Short exercise ::
Pictures do not belong in the copy; restate the records below word for word.

Listing ::
╭──

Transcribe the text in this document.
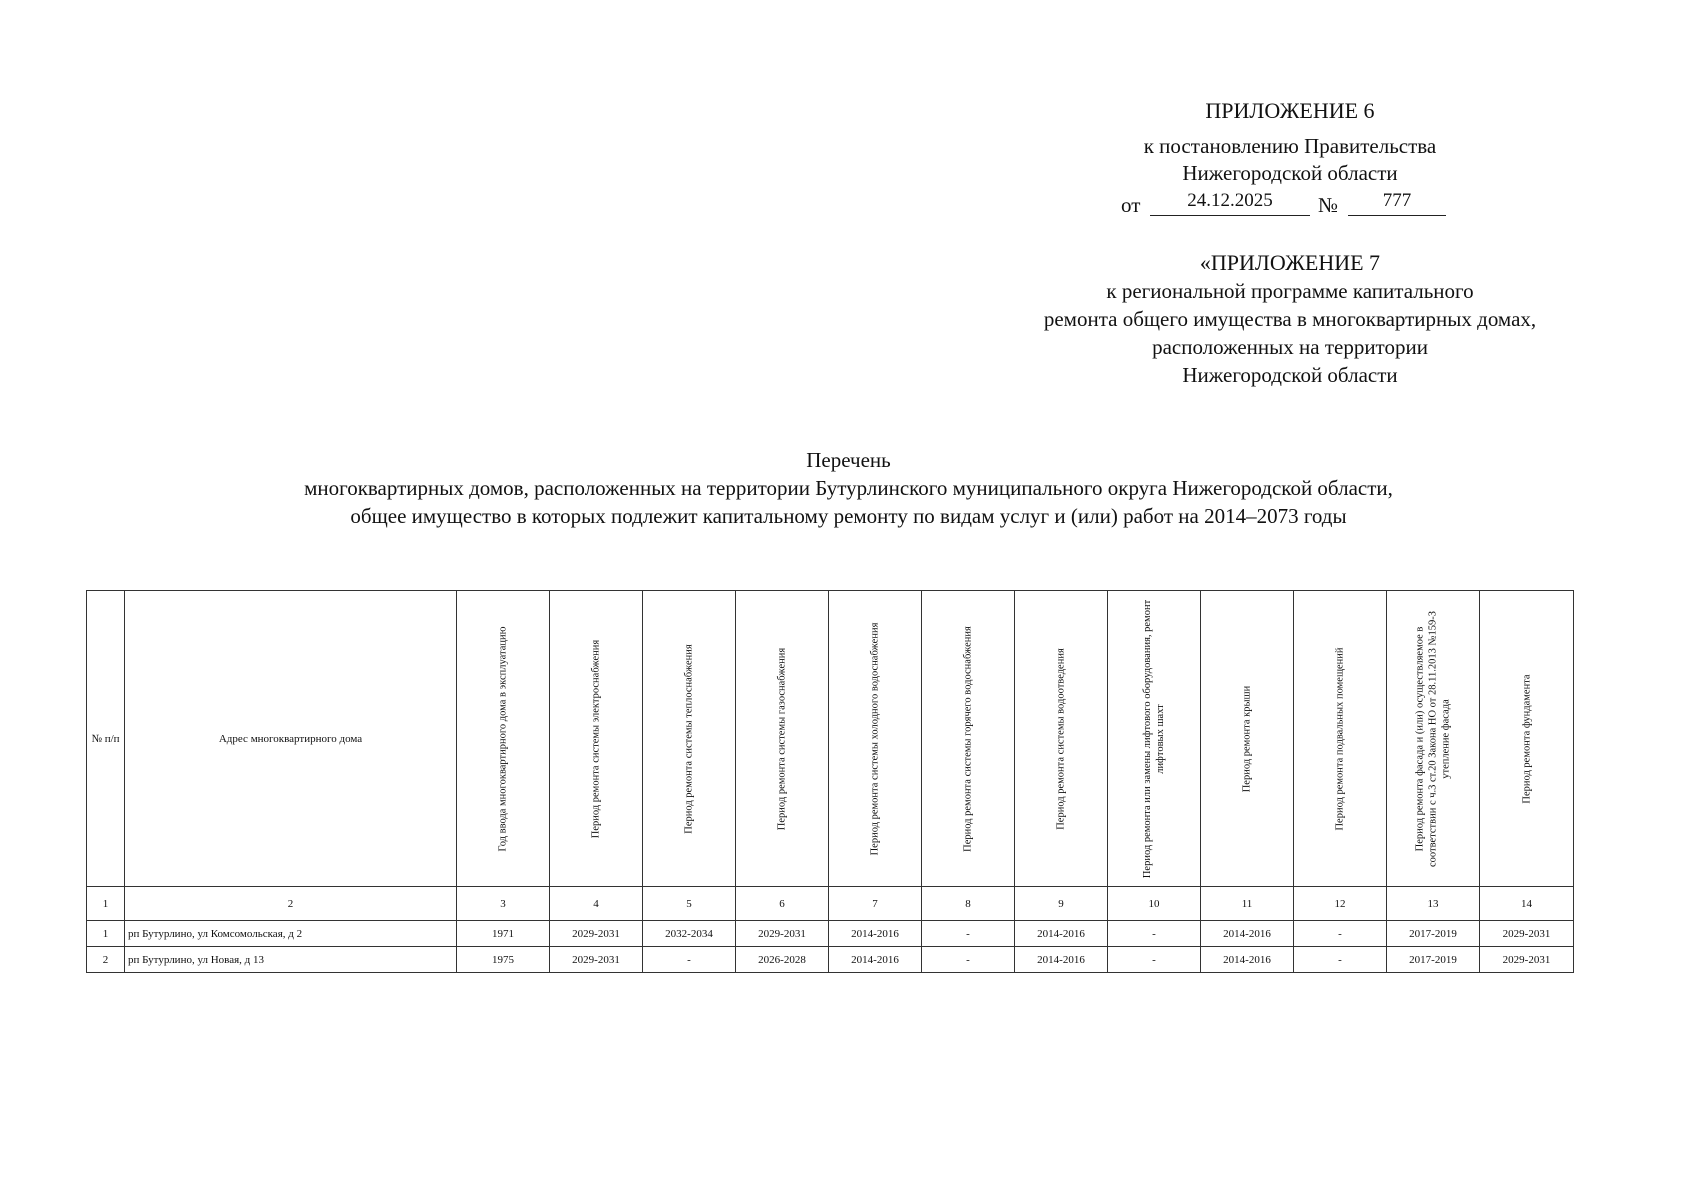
ПРИЛОЖЕНИЕ 6
к постановлению Правительства
Нижегородской области
от	24.12.2025	№	777
«ПРИЛОЖЕНИЕ 7
к региональной программе капитального
ремонта общего имущества в многоквартирных домах,
расположенных на территории
Нижегородской области
Перечень
многоквартирных домов, расположенных на территории Бутурлинского муниципального округа Нижегородской области,
общее имущество в которых подлежит капитальному ремонту по видам услуг и (или) работ на 2014–2073 годы
№ п/п	Адрес многоквартирного дома	Год ввода многоквартирного дома в эксплуатацию	Период ремонта системы электроснабжения	Период ремонта системы теплоснабжения	Период ремонта системы газоснабжения	Период ремонта системы холодного водоснабжения	Период ремонта системы горячего водоснабжения	Период ремонта системы водоотведения	Период ремонта или замены лифтового оборудования, ремонт лифтовых шахт	Период ремонта крыши	Период ремонта подвальных помещений	Период ремонта фасада и (или) осуществляемое в соответствии с ч.3 ст.20 Закона НО от 28.11.2013 №159-З утепление фасада	Период ремонта фундамента

1	2	3	4	5	6	7	8	9	10	11	12	13	14
1	рп Бутурлино, ул Комсомольская, д 2	1971	2029-2031	2032-2034	2029-2031	2014-2016	-	2014-2016	-	2014-2016	-	2017-2019	2029-2031
2	рп Бутурлино, ул Новая, д 13	1975	2029-2031	-	2026-2028	2014-2016	-	2014-2016	-	2014-2016	-	2017-2019	2029-2031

╰──

Solution for this exercise ::
Transcribe the text in this document.
ПРИЛОЖЕНИЕ 6
к постановлению Правительства
Нижегородской области
от	24.12.2025	№	777
«ПРИЛОЖЕНИЕ 7
к региональной программе капитального
ремонта общего имущества в многоквартирных домах,
расположенных на территории
Нижегородской области
Перечень
многоквартирных домов, расположенных на территории Бутурлинского муниципального округа Нижегородской области,
общее имущество в которых подлежит капитальному ремонту по видам услуг и (или) работ на 2014–2073 годы
№ п/п	Адрес многоквартирного дома	Год ввода многоквартирного дома в эксплуатацию	Период ремонта системы электроснабжения	Период ремонта системы теплоснабжения	Период ремонта системы газоснабжения	Период ремонта системы холодного водоснабжения	Период ремонта системы горячего водоснабжения	Период ремонта системы водоотведения	Период ремонта или замены лифтового оборудования, ремонт лифтовых шахт	Период ремонта крыши	Период ремонта подвальных помещений	Период ремонта фасада и (или) осуществляемое в соответствии с ч.3 ст.20 Закона НО от 28.11.2013 №159-З утепление фасада	Период ремонта фундамента

1	2	3	4	5	6	7	8	9	10	11	12	13	14
1	рп Бутурлино, ул Комсомольская, д 2	1971	2029-2031	2032-2034	2029-2031	2014-2016	-	2014-2016	-	2014-2016	-	2017-2019	2029-2031
2	рп Бутурлино, ул Новая, д 13	1975	2029-2031	-	2026-2028	2014-2016	-	2014-2016	-	2014-2016	-	2017-2019	2029-2031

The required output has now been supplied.